***** Extracted material
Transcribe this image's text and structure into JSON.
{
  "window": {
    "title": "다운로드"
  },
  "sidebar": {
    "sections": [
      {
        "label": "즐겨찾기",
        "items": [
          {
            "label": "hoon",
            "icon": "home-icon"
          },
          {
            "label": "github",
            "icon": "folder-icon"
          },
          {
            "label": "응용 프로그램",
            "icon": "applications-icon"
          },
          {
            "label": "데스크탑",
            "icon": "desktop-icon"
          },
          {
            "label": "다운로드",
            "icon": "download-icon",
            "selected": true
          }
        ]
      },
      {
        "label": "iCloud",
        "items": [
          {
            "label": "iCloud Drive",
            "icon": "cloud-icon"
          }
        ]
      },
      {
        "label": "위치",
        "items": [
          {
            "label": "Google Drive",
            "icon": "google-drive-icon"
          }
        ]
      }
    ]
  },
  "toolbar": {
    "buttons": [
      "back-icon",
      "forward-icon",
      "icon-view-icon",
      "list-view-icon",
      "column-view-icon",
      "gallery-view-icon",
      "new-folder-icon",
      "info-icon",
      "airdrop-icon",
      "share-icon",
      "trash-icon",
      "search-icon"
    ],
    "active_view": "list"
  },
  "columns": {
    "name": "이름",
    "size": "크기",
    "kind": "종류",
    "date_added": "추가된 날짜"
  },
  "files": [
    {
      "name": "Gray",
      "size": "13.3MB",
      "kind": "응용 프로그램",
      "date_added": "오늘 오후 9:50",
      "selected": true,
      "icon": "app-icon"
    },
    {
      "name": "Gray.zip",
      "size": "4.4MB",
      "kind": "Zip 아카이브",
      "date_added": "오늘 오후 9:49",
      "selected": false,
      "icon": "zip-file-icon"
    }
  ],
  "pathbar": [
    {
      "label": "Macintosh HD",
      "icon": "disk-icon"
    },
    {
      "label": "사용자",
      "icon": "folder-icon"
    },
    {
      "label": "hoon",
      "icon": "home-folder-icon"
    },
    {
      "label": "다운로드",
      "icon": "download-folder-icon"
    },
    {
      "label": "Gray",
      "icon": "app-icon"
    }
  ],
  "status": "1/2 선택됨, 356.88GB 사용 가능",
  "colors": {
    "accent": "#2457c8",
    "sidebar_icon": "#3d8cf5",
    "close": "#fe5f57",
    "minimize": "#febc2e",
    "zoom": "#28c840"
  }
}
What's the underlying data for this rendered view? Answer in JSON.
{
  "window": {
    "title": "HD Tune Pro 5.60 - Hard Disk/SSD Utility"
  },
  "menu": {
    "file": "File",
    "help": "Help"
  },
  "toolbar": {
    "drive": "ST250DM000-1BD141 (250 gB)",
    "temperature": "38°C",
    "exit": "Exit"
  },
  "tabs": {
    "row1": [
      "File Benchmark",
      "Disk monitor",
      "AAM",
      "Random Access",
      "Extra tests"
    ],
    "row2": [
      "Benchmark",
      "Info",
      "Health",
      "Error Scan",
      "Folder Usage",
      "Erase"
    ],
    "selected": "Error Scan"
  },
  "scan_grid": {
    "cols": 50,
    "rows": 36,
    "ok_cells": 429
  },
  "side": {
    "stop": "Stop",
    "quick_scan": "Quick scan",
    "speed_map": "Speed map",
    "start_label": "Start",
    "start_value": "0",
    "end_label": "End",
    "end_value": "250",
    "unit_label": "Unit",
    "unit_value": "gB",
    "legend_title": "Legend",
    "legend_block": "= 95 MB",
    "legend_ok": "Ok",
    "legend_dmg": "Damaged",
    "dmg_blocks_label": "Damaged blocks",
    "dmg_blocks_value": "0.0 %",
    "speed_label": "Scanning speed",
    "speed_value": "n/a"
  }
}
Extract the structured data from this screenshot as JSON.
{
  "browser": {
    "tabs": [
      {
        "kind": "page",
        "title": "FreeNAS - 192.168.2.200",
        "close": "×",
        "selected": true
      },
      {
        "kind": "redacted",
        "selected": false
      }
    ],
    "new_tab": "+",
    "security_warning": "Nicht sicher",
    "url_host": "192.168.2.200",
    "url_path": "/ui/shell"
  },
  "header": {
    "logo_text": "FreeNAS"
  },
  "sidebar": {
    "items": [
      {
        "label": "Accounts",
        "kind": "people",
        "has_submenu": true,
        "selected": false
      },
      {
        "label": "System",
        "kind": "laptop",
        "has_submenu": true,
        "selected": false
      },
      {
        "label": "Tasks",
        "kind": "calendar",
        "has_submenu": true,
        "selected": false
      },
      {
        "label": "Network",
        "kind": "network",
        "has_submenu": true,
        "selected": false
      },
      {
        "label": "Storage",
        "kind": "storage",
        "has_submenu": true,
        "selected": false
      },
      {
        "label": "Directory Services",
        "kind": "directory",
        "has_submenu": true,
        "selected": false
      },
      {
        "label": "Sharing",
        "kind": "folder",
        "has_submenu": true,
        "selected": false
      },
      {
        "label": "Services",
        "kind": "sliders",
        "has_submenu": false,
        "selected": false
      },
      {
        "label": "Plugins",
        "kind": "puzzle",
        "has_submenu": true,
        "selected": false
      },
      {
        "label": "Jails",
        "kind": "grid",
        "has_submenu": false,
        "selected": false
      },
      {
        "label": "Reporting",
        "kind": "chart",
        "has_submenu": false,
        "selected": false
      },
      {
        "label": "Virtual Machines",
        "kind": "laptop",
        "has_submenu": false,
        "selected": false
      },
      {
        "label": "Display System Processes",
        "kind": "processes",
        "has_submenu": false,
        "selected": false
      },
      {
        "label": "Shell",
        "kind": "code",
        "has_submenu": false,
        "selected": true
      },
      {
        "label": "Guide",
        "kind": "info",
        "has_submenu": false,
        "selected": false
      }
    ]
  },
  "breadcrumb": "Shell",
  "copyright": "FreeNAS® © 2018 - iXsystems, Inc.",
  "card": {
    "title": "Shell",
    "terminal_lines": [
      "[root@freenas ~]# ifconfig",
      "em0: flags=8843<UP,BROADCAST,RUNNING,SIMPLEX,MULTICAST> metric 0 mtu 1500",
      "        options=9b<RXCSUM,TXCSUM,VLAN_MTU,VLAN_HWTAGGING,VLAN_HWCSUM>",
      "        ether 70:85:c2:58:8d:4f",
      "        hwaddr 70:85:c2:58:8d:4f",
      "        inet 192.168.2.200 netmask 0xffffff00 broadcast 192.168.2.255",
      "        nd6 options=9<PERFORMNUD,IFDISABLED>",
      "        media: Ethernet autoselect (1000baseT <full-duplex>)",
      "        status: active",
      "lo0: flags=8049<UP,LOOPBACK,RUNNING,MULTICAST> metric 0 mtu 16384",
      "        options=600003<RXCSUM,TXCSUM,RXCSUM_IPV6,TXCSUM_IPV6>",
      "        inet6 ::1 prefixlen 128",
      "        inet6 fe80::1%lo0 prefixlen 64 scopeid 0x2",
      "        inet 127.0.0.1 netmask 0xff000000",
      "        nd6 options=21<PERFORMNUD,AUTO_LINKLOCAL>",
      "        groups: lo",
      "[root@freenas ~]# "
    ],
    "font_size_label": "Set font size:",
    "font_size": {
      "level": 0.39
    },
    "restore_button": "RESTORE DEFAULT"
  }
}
**********
• **Set problem**: Read through the lines above and collect those that contain the string "options".

• **Answer to this exercise**:
      "        options=9b<RXCSUM,TXCSUM,VLAN_MTU,VLAN_HWTAGGING,VLAN_HWCSUM>",
      "        nd6 options=9<PERFORMNUD,IFDISABLED>",
      "        options=600003<RXCSUM,TXCSUM,RXCSUM_IPV6,TXCSUM_IPV6>",
      "        nd6 options=21<PERFORMNUD,AUTO_LINKLOCAL>",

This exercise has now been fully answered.